INSTRUCTION:
Only lines holding the string "text" are wanted; copy each one from the material.

EXCERPTED RECORDS:
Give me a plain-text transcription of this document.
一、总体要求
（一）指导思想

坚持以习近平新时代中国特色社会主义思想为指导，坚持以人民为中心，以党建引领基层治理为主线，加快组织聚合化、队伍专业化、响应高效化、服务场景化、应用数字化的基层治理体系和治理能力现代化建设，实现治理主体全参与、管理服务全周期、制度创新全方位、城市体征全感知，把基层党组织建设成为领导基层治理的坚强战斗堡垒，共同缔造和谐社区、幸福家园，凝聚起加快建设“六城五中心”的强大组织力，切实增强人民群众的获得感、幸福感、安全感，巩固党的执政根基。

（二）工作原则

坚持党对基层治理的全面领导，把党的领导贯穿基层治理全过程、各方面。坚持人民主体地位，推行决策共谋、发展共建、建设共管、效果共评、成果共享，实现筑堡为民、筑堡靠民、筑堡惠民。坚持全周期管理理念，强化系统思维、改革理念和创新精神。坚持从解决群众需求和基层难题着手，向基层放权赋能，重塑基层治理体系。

==

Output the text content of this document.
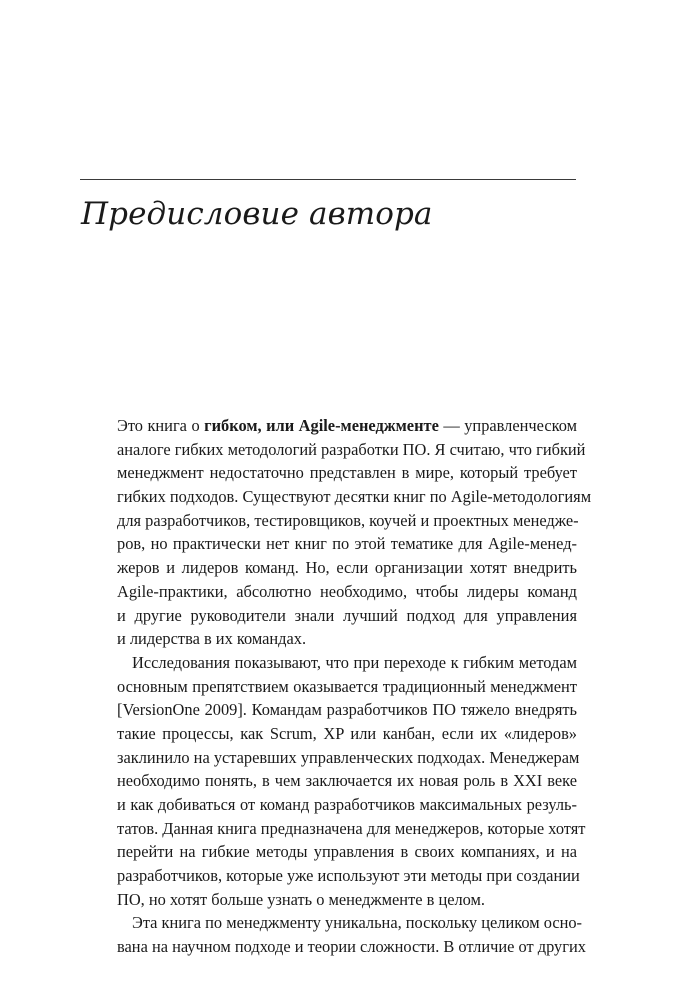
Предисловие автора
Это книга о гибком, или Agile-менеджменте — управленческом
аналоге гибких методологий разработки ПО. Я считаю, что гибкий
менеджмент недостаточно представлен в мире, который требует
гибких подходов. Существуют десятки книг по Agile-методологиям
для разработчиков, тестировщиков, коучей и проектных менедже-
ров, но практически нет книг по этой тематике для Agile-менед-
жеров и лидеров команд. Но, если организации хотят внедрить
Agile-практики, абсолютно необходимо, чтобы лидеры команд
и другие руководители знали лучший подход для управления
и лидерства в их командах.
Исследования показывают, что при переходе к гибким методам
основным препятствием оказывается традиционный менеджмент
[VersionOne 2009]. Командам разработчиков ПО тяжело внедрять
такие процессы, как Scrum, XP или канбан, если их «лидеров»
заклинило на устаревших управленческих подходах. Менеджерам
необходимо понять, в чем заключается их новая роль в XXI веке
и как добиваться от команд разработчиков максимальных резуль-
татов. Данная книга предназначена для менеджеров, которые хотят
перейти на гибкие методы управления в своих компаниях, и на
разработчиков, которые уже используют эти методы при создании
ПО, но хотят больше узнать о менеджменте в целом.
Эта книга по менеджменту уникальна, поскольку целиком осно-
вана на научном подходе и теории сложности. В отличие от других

* * *

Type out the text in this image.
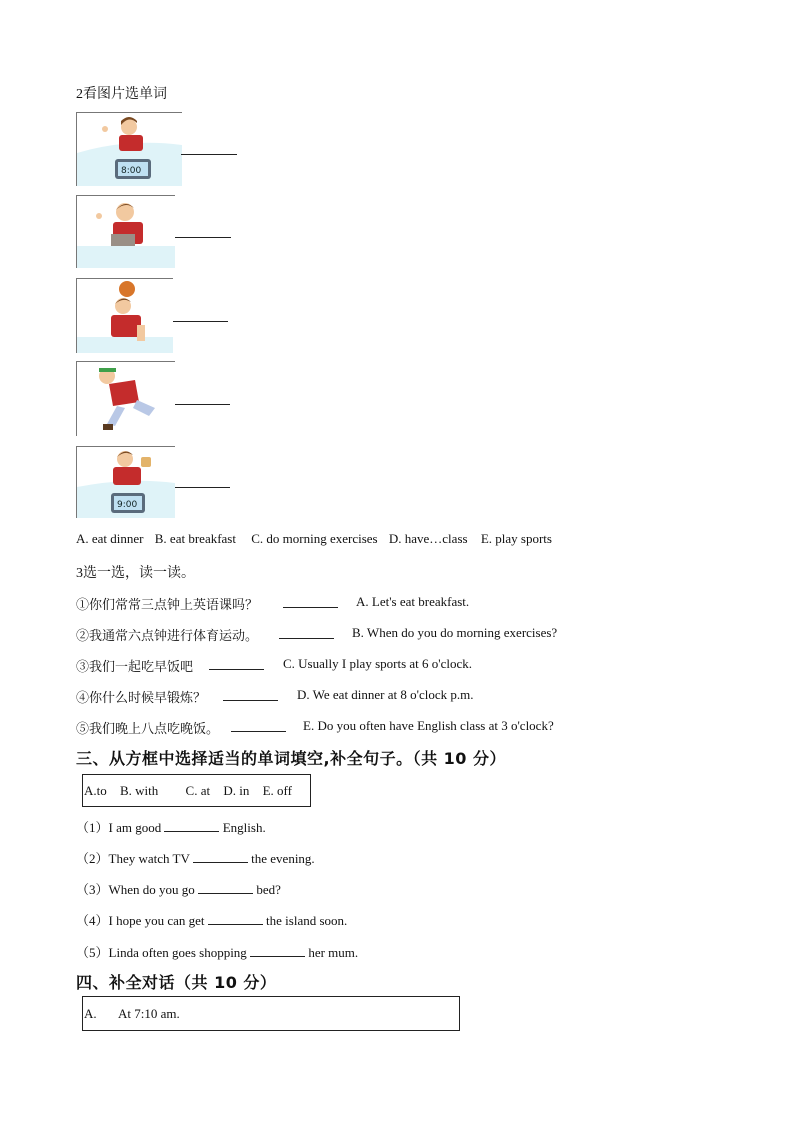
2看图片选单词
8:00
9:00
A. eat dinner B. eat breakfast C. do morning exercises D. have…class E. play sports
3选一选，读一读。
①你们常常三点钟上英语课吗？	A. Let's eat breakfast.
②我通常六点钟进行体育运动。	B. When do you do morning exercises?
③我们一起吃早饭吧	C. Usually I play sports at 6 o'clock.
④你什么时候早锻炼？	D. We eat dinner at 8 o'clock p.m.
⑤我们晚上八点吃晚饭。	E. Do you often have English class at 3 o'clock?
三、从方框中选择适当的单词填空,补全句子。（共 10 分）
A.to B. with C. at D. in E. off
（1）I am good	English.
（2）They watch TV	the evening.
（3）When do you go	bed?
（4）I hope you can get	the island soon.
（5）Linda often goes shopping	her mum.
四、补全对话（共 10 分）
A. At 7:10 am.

FINISHED ANSWER:
Give me a plain-text transcription of this document.
Output the text content of this document.
Type out the text in this image.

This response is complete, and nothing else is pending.